List every line below containing "Group".

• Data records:
———

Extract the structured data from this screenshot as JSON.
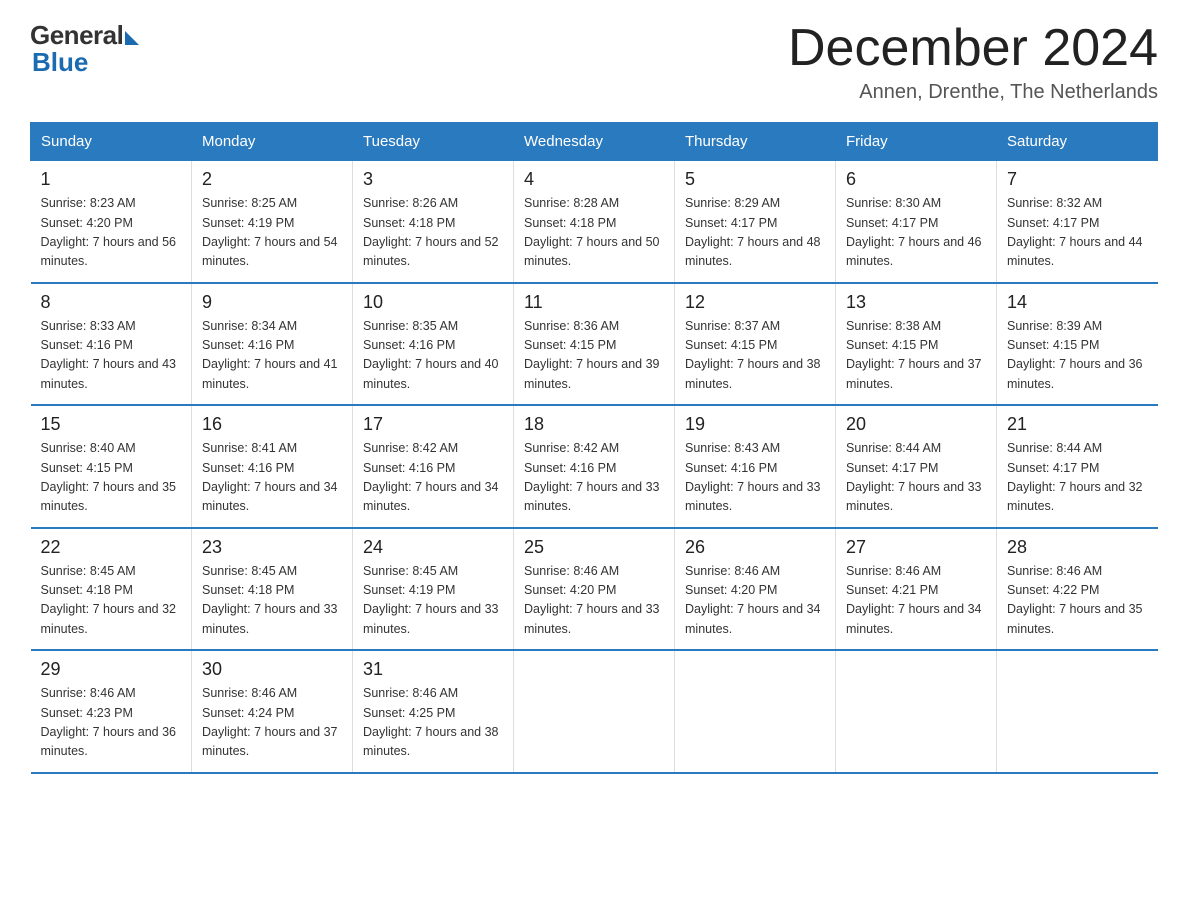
{
  "logo": {
    "general": "General",
    "blue": "Blue"
  },
  "header": {
    "title": "December 2024",
    "subtitle": "Annen, Drenthe, The Netherlands"
  },
  "days_of_week": [
    "Sunday",
    "Monday",
    "Tuesday",
    "Wednesday",
    "Thursday",
    "Friday",
    "Saturday"
  ],
  "weeks": [
    [
      {
        "day": "1",
        "sunrise": "8:23 AM",
        "sunset": "4:20 PM",
        "daylight": "7 hours and 56 minutes."
      },
      {
        "day": "2",
        "sunrise": "8:25 AM",
        "sunset": "4:19 PM",
        "daylight": "7 hours and 54 minutes."
      },
      {
        "day": "3",
        "sunrise": "8:26 AM",
        "sunset": "4:18 PM",
        "daylight": "7 hours and 52 minutes."
      },
      {
        "day": "4",
        "sunrise": "8:28 AM",
        "sunset": "4:18 PM",
        "daylight": "7 hours and 50 minutes."
      },
      {
        "day": "5",
        "sunrise": "8:29 AM",
        "sunset": "4:17 PM",
        "daylight": "7 hours and 48 minutes."
      },
      {
        "day": "6",
        "sunrise": "8:30 AM",
        "sunset": "4:17 PM",
        "daylight": "7 hours and 46 minutes."
      },
      {
        "day": "7",
        "sunrise": "8:32 AM",
        "sunset": "4:17 PM",
        "daylight": "7 hours and 44 minutes."
      }
    ],
    [
      {
        "day": "8",
        "sunrise": "8:33 AM",
        "sunset": "4:16 PM",
        "daylight": "7 hours and 43 minutes."
      },
      {
        "day": "9",
        "sunrise": "8:34 AM",
        "sunset": "4:16 PM",
        "daylight": "7 hours and 41 minutes."
      },
      {
        "day": "10",
        "sunrise": "8:35 AM",
        "sunset": "4:16 PM",
        "daylight": "7 hours and 40 minutes."
      },
      {
        "day": "11",
        "sunrise": "8:36 AM",
        "sunset": "4:15 PM",
        "daylight": "7 hours and 39 minutes."
      },
      {
        "day": "12",
        "sunrise": "8:37 AM",
        "sunset": "4:15 PM",
        "daylight": "7 hours and 38 minutes."
      },
      {
        "day": "13",
        "sunrise": "8:38 AM",
        "sunset": "4:15 PM",
        "daylight": "7 hours and 37 minutes."
      },
      {
        "day": "14",
        "sunrise": "8:39 AM",
        "sunset": "4:15 PM",
        "daylight": "7 hours and 36 minutes."
      }
    ],
    [
      {
        "day": "15",
        "sunrise": "8:40 AM",
        "sunset": "4:15 PM",
        "daylight": "7 hours and 35 minutes."
      },
      {
        "day": "16",
        "sunrise": "8:41 AM",
        "sunset": "4:16 PM",
        "daylight": "7 hours and 34 minutes."
      },
      {
        "day": "17",
        "sunrise": "8:42 AM",
        "sunset": "4:16 PM",
        "daylight": "7 hours and 34 minutes."
      },
      {
        "day": "18",
        "sunrise": "8:42 AM",
        "sunset": "4:16 PM",
        "daylight": "7 hours and 33 minutes."
      },
      {
        "day": "19",
        "sunrise": "8:43 AM",
        "sunset": "4:16 PM",
        "daylight": "7 hours and 33 minutes."
      },
      {
        "day": "20",
        "sunrise": "8:44 AM",
        "sunset": "4:17 PM",
        "daylight": "7 hours and 33 minutes."
      },
      {
        "day": "21",
        "sunrise": "8:44 AM",
        "sunset": "4:17 PM",
        "daylight": "7 hours and 32 minutes."
      }
    ],
    [
      {
        "day": "22",
        "sunrise": "8:45 AM",
        "sunset": "4:18 PM",
        "daylight": "7 hours and 32 minutes."
      },
      {
        "day": "23",
        "sunrise": "8:45 AM",
        "sunset": "4:18 PM",
        "daylight": "7 hours and 33 minutes."
      },
      {
        "day": "24",
        "sunrise": "8:45 AM",
        "sunset": "4:19 PM",
        "daylight": "7 hours and 33 minutes."
      },
      {
        "day": "25",
        "sunrise": "8:46 AM",
        "sunset": "4:20 PM",
        "daylight": "7 hours and 33 minutes."
      },
      {
        "day": "26",
        "sunrise": "8:46 AM",
        "sunset": "4:20 PM",
        "daylight": "7 hours and 34 minutes."
      },
      {
        "day": "27",
        "sunrise": "8:46 AM",
        "sunset": "4:21 PM",
        "daylight": "7 hours and 34 minutes."
      },
      {
        "day": "28",
        "sunrise": "8:46 AM",
        "sunset": "4:22 PM",
        "daylight": "7 hours and 35 minutes."
      }
    ],
    [
      {
        "day": "29",
        "sunrise": "8:46 AM",
        "sunset": "4:23 PM",
        "daylight": "7 hours and 36 minutes."
      },
      {
        "day": "30",
        "sunrise": "8:46 AM",
        "sunset": "4:24 PM",
        "daylight": "7 hours and 37 minutes."
      },
      {
        "day": "31",
        "sunrise": "8:46 AM",
        "sunset": "4:25 PM",
        "daylight": "7 hours and 38 minutes."
      },
      null,
      null,
      null,
      null
    ]
  ]
}
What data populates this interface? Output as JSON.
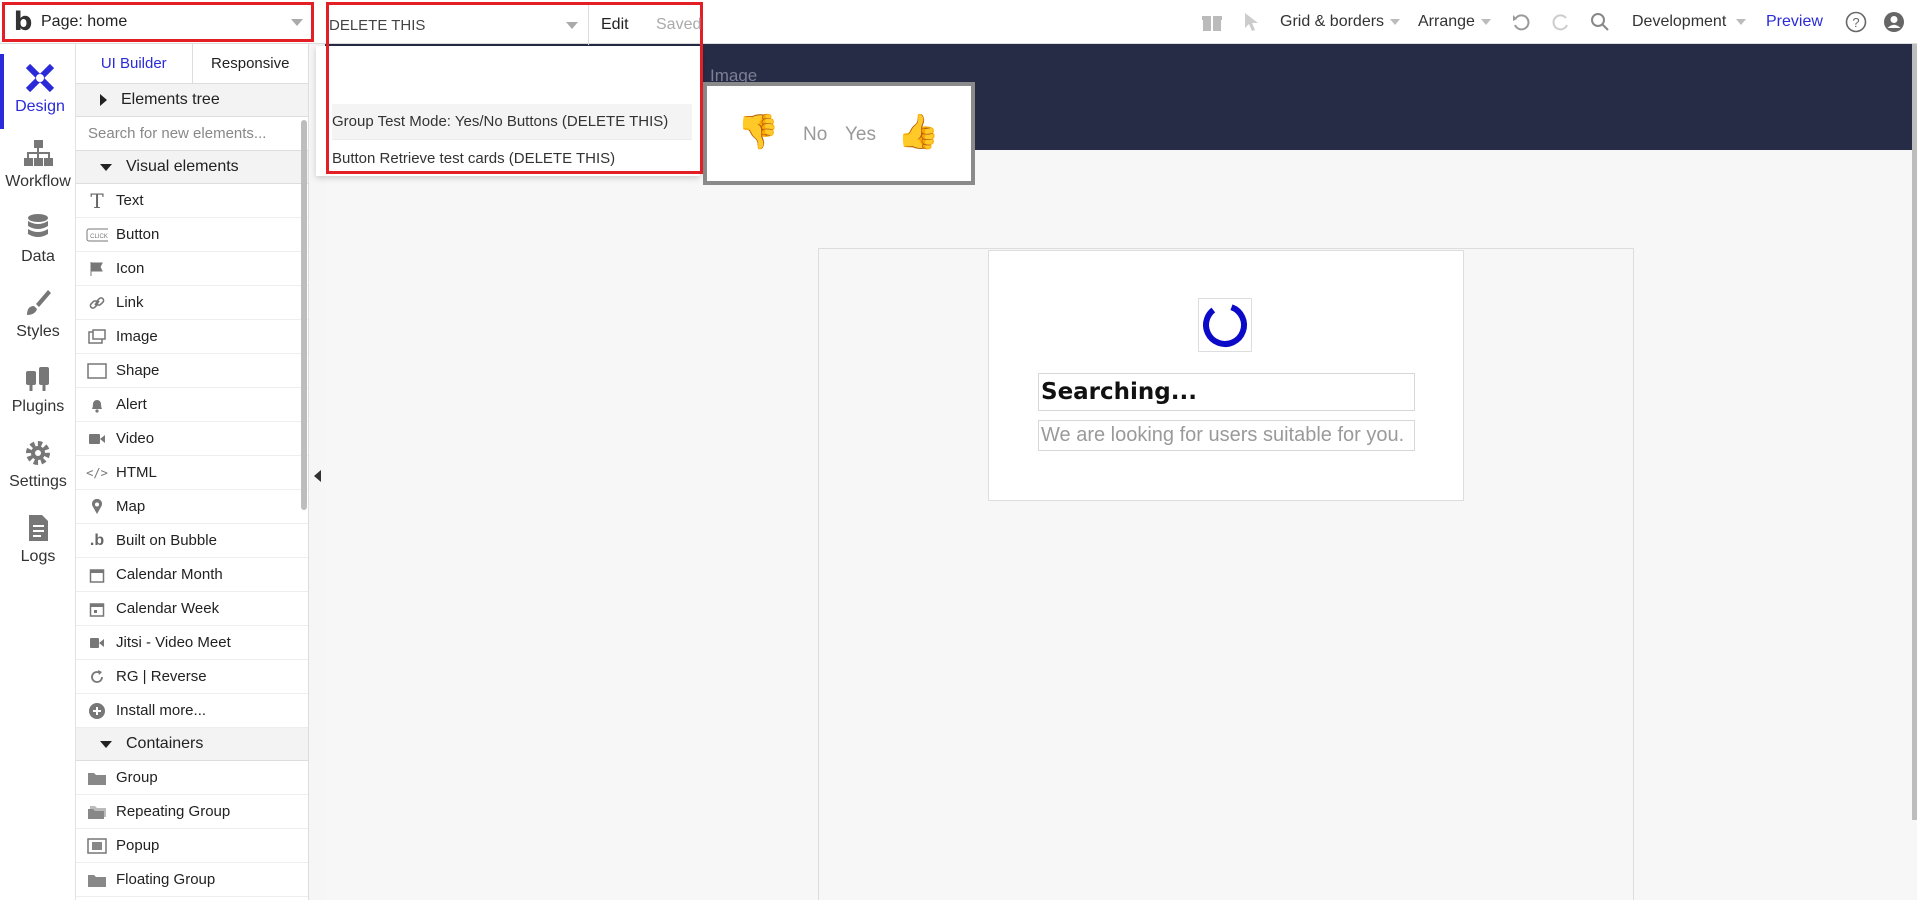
{
  "topbar": {
    "page_selector": "Page: home",
    "element_selector": "DELETE THIS",
    "edit": "Edit",
    "saved": "Saved",
    "grid_borders": "Grid & borders",
    "arrange": "Arrange",
    "development": "Development",
    "preview": "Preview"
  },
  "element_dropdown": {
    "items": [
      "Group Test Mode: Yes/No Buttons (DELETE THIS)",
      "Button Retrieve test cards  (DELETE THIS)"
    ]
  },
  "rail": {
    "items": [
      {
        "label": "Design"
      },
      {
        "label": "Workflow"
      },
      {
        "label": "Data"
      },
      {
        "label": "Styles"
      },
      {
        "label": "Plugins"
      },
      {
        "label": "Settings"
      },
      {
        "label": "Logs"
      }
    ]
  },
  "panel": {
    "tabs": [
      "UI Builder",
      "Responsive"
    ],
    "elements_tree": "Elements tree",
    "search_placeholder": "Search for new elements...",
    "visual_elements_header": "Visual elements",
    "visual_elements": [
      "Text",
      "Button",
      "Icon",
      "Link",
      "Image",
      "Shape",
      "Alert",
      "Video",
      "HTML",
      "Map",
      "Built on Bubble",
      "Calendar Month",
      "Calendar Week",
      "Jitsi - Video Meet",
      "RG | Reverse",
      "Install more..."
    ],
    "containers_header": "Containers",
    "containers": [
      "Group",
      "Repeating Group",
      "Popup",
      "Floating Group"
    ]
  },
  "canvas": {
    "header_label": "Image",
    "no": "No",
    "yes": "Yes",
    "searching_title": "Searching...",
    "searching_subtitle": "We are looking for users suitable for you."
  },
  "colors": {
    "accent": "#2a2ad8",
    "highlight": "#e31e24",
    "header_band": "#262b46",
    "loader": "#0a0ac8"
  }
}
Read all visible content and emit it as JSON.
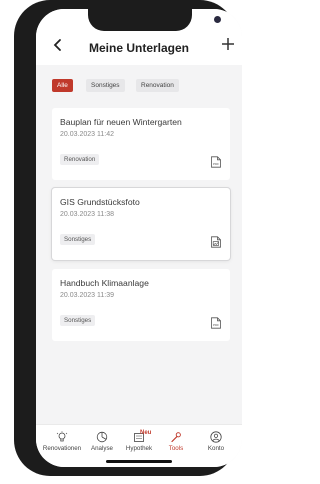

———

• Result of this exercise:
      "Group Test Mode: Yes/No Buttons (DELETE THIS)",
      "Group",
      "Repeating Group",
      "Floating Group"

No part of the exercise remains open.